SHORT EXERCISE => Output all records precisely as written.

-- start RECORDS FOR PROCESSING --

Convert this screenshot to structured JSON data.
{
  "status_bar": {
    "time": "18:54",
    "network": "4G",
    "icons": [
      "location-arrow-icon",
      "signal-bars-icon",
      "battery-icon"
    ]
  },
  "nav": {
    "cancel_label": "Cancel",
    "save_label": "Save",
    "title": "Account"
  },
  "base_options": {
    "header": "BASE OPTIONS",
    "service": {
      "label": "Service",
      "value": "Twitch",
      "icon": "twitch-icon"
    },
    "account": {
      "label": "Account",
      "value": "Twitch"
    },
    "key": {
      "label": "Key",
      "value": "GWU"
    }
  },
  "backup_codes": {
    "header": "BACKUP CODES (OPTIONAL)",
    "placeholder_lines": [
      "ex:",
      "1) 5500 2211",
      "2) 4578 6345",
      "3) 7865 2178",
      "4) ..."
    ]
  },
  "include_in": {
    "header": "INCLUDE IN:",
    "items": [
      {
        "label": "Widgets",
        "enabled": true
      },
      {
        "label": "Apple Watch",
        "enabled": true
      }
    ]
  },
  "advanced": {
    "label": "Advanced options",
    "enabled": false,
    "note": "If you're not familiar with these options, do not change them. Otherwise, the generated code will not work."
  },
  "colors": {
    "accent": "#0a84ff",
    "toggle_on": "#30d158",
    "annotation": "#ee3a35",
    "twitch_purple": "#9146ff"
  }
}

-- end RECORDS FOR PROCESSING --

EXPECTED ANSWER =>
Convert this screenshot to structured JSON data.
{
  "status_bar": {
    "time": "18:54",
    "network": "4G",
    "icons": [
      "location-arrow-icon",
      "signal-bars-icon",
      "battery-icon"
    ]
  },
  "nav": {
    "cancel_label": "Cancel",
    "save_label": "Save",
    "title": "Account"
  },
  "base_options": {
    "header": "BASE OPTIONS",
    "service": {
      "label": "Service",
      "value": "Twitch",
      "icon": "twitch-icon"
    },
    "account": {
      "label": "Account",
      "value": "Twitch"
    },
    "key": {
      "label": "Key",
      "value": "GWU"
    }
  },
  "backup_codes": {
    "header": "BACKUP CODES (OPTIONAL)",
    "placeholder_lines": [
      "ex:",
      "1) 5500 2211",
      "2) 4578 6345",
      "3) 7865 2178",
      "4) ..."
    ]
  },
  "include_in": {
    "header": "INCLUDE IN:",
    "items": [
      {
        "label": "Widgets",
        "enabled": true
      },
      {
        "label": "Apple Watch",
        "enabled": true
      }
    ]
  },
  "advanced": {
    "label": "Advanced options",
    "enabled": false,
    "note": "If you're not familiar with these options, do not change them. Otherwise, the generated code will not work."
  },
  "colors": {
    "accent": "#0a84ff",
    "toggle_on": "#30d158",
    "annotation": "#ee3a35",
    "twitch_purple": "#9146ff"
  }
}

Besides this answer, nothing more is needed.